BEGIN
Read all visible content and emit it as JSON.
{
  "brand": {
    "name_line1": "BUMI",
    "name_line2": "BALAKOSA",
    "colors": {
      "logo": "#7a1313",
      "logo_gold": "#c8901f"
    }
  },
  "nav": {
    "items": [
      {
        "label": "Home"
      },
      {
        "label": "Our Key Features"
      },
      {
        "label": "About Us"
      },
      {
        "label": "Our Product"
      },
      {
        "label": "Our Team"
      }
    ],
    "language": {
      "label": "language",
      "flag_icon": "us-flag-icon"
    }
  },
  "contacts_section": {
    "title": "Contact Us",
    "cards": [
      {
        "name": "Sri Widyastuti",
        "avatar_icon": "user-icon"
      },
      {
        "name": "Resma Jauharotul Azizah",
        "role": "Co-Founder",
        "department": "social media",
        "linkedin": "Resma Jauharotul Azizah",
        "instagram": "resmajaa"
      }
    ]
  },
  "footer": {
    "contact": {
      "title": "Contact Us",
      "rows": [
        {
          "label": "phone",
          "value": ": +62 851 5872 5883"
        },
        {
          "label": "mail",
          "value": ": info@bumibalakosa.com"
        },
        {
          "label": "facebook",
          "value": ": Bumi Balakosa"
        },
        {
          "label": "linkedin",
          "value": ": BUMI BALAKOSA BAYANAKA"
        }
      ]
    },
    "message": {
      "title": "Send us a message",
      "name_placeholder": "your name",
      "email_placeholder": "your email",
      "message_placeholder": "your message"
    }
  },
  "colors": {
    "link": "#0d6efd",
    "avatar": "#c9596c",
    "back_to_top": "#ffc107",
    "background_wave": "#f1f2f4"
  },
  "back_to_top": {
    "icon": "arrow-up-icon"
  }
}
END
• **Instruction**: All of the lines above need to be given again exactly.

• **Full response**:
Read all visible content and emit it as JSON.
{
  "brand": {
    "name_line1": "BUMI",
    "name_line2": "BALAKOSA",
    "colors": {
      "logo": "#7a1313",
      "logo_gold": "#c8901f"
    }
  },
  "nav": {
    "items": [
      {
        "label": "Home"
      },
      {
        "label": "Our Key Features"
      },
      {
        "label": "About Us"
      },
      {
        "label": "Our Product"
      },
      {
        "label": "Our Team"
      }
    ],
    "language": {
      "label": "language",
      "flag_icon": "us-flag-icon"
    }
  },
  "contacts_section": {
    "title": "Contact Us",
    "cards": [
      {
        "name": "Sri Widyastuti",
        "avatar_icon": "user-icon"
      },
      {
        "name": "Resma Jauharotul Azizah",
        "role": "Co-Founder",
        "department": "social media",
        "linkedin": "Resma Jauharotul Azizah",
        "instagram": "resmajaa"
      }
    ]
  },
  "footer": {
    "contact": {
      "title": "Contact Us",
      "rows": [
        {
          "label": "phone",
          "value": ": +62 851 5872 5883"
        },
        {
          "label": "mail",
          "value": ": info@bumibalakosa.com"
        },
        {
          "label": "facebook",
          "value": ": Bumi Balakosa"
        },
        {
          "label": "linkedin",
          "value": ": BUMI BALAKOSA BAYANAKA"
        }
      ]
    },
    "message": {
      "title": "Send us a message",
      "name_placeholder": "your name",
      "email_placeholder": "your email",
      "message_placeholder": "your message"
    }
  },
  "colors": {
    "link": "#0d6efd",
    "avatar": "#c9596c",
    "back_to_top": "#ffc107",
    "background_wave": "#f1f2f4"
  },
  "back_to_top": {
    "icon": "arrow-up-icon"
  }
}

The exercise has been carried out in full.